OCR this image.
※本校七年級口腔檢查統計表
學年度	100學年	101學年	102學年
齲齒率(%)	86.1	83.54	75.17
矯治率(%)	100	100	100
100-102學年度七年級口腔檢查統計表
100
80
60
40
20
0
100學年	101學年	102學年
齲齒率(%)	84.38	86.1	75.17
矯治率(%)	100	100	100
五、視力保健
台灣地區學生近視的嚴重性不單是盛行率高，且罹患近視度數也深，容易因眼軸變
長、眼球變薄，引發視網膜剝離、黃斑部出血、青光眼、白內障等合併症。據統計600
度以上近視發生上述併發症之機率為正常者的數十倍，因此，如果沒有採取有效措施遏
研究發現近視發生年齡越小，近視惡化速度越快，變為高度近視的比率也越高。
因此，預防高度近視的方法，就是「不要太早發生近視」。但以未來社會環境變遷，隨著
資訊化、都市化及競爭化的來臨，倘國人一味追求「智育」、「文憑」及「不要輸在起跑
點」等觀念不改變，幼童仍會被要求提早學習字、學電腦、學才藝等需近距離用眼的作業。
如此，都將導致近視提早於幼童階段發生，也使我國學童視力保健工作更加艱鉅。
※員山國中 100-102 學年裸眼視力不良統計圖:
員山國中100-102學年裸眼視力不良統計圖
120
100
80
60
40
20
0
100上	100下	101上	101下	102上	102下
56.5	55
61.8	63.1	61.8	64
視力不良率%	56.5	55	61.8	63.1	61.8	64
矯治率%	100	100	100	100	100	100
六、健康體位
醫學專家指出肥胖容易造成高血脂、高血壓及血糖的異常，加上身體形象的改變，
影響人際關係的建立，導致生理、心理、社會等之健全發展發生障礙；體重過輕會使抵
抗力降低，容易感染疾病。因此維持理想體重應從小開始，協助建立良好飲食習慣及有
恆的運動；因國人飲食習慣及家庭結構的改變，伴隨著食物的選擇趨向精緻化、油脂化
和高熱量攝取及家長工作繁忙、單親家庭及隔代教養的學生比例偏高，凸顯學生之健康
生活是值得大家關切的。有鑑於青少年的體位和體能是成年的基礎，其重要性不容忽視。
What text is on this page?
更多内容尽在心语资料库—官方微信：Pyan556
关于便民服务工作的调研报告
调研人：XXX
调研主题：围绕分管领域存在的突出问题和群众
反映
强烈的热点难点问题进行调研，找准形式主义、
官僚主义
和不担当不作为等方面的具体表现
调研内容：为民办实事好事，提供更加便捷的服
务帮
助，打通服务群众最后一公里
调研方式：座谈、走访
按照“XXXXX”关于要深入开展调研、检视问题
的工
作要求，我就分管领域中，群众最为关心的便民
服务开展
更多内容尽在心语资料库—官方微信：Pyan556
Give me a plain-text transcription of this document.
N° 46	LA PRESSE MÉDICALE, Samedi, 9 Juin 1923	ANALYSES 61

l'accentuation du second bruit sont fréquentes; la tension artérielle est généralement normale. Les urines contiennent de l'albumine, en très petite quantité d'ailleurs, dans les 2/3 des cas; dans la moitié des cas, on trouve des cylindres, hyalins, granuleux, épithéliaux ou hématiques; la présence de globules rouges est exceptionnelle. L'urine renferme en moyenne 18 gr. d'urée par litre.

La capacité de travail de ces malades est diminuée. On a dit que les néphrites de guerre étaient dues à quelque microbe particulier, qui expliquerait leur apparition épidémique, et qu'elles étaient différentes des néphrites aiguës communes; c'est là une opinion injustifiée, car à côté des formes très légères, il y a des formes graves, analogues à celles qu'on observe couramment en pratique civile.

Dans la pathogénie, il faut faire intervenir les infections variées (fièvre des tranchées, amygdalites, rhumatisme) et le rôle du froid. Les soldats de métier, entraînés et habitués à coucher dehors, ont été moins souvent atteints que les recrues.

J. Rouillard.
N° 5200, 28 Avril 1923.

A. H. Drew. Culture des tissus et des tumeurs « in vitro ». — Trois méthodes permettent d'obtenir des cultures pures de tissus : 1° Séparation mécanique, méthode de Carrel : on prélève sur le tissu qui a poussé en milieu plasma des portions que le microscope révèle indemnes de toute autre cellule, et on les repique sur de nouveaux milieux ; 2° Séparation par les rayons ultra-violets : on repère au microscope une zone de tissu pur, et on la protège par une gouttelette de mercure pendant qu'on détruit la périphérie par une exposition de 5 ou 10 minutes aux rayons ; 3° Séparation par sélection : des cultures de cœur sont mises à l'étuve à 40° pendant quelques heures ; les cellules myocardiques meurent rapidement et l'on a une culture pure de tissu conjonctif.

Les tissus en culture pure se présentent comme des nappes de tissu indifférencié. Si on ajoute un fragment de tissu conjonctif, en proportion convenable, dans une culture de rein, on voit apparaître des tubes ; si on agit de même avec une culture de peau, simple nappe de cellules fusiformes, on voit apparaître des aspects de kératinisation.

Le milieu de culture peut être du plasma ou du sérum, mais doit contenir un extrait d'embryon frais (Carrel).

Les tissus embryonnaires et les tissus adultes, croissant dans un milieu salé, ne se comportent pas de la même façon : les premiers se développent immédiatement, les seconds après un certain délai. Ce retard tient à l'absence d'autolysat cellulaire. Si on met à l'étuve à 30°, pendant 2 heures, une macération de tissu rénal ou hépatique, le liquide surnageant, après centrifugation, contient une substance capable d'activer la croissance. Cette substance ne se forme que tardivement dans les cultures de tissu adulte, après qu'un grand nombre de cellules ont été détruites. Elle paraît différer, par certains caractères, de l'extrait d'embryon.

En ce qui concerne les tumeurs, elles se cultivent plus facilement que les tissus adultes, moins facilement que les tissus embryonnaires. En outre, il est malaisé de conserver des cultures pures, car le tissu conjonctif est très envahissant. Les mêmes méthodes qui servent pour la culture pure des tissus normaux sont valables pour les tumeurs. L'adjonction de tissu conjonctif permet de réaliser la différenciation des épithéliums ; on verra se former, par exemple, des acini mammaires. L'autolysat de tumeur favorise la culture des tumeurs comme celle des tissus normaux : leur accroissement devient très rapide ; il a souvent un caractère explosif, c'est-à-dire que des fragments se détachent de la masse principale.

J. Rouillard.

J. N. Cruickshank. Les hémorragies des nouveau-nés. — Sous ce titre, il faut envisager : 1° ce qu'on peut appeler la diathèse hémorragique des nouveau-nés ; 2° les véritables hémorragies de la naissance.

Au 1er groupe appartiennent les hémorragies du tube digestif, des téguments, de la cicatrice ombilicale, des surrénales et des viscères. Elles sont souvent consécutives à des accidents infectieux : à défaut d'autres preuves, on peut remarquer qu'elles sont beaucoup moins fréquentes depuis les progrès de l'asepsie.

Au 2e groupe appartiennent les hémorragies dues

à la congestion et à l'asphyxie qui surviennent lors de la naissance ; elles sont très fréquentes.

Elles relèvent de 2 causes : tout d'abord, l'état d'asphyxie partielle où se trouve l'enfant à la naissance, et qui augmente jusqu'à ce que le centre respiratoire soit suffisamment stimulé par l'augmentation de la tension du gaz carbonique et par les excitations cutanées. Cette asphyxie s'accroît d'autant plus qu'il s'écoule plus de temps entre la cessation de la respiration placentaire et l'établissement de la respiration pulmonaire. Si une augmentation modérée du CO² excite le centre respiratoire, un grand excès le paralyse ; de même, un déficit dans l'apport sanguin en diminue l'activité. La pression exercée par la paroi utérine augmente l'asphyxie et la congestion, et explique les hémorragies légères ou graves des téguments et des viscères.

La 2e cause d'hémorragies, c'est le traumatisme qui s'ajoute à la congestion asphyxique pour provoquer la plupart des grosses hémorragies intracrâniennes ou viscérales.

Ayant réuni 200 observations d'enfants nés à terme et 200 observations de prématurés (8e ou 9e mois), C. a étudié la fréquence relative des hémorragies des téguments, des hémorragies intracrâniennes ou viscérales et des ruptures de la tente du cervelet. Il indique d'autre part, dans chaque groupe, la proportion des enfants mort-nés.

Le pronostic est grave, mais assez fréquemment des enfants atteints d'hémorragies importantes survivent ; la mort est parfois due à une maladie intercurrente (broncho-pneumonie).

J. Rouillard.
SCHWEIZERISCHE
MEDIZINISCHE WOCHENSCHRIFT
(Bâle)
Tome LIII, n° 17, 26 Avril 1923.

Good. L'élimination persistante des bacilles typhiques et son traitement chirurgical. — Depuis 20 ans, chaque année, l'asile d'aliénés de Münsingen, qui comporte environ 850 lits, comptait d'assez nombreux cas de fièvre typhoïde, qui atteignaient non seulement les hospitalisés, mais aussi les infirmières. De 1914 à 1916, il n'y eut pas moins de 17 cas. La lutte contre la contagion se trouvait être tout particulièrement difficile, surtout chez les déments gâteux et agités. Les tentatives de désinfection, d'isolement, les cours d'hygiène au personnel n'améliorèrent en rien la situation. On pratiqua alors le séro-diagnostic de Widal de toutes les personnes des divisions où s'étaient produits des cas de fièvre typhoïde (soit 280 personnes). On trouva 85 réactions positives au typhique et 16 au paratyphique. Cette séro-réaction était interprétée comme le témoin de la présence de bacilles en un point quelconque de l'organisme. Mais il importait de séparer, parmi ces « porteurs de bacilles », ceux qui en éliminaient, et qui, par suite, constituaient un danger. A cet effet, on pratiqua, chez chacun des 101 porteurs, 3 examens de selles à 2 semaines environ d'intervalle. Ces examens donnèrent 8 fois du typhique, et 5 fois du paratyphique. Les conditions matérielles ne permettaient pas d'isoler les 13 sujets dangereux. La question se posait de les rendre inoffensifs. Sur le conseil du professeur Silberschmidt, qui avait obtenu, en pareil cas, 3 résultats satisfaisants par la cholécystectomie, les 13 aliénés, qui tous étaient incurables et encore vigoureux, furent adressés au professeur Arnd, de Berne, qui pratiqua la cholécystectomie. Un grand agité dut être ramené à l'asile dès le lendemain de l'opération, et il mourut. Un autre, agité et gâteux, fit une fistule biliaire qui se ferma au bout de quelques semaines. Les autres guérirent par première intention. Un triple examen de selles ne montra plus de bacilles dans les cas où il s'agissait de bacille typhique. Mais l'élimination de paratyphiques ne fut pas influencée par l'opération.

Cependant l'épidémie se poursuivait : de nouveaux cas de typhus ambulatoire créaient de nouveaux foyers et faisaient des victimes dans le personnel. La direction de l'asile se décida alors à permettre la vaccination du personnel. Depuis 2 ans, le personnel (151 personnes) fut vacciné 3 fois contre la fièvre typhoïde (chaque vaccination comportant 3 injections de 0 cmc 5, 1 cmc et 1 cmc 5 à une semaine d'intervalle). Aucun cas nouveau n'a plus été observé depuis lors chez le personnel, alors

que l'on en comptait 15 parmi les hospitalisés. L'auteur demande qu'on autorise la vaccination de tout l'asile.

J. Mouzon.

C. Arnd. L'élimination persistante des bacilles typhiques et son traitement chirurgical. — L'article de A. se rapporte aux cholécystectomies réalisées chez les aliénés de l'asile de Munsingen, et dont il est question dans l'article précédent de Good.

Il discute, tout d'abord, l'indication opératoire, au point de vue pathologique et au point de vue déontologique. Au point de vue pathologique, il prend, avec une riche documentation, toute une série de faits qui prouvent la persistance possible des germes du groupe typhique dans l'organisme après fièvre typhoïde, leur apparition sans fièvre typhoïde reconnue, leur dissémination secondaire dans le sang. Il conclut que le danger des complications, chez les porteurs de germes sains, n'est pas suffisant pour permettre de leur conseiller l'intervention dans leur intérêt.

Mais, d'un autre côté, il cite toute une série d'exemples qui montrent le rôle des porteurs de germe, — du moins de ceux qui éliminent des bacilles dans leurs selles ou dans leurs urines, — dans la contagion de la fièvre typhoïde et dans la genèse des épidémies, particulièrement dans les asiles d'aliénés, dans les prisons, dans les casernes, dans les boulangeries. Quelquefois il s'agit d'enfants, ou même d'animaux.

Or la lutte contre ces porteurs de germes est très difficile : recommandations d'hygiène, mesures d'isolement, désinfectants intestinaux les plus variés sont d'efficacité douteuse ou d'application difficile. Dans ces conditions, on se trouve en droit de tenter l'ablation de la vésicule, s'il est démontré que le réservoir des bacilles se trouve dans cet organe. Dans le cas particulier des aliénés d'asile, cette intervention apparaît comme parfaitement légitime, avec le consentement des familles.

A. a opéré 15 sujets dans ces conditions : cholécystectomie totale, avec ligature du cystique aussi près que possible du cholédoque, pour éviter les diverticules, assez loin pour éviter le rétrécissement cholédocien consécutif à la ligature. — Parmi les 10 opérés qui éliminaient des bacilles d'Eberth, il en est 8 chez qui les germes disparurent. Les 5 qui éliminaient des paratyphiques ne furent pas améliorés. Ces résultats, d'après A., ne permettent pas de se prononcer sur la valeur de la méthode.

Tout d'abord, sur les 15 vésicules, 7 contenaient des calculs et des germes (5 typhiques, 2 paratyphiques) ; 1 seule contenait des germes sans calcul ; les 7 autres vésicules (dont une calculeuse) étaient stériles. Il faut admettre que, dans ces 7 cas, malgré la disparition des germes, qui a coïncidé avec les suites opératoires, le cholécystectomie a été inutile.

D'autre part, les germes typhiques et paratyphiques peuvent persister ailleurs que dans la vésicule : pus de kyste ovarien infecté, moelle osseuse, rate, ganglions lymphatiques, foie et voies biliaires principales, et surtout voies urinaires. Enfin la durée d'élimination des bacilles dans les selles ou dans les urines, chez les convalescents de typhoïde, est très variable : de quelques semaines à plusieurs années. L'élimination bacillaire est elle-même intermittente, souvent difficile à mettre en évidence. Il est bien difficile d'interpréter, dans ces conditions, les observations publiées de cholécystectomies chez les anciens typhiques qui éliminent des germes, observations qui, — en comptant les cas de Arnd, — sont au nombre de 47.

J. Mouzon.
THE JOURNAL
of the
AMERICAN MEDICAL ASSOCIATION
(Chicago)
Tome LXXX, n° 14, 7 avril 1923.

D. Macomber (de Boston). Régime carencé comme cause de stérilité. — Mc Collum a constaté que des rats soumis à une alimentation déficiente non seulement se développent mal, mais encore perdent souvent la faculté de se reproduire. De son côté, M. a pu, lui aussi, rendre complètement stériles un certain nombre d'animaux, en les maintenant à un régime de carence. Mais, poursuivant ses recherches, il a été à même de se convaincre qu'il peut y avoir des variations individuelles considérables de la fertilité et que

——————

Work instructions
Locate the word "text" in the records and collect each line it appears in.

Exercise response
What text is on this page?
Give me a plain-text transcription of this document.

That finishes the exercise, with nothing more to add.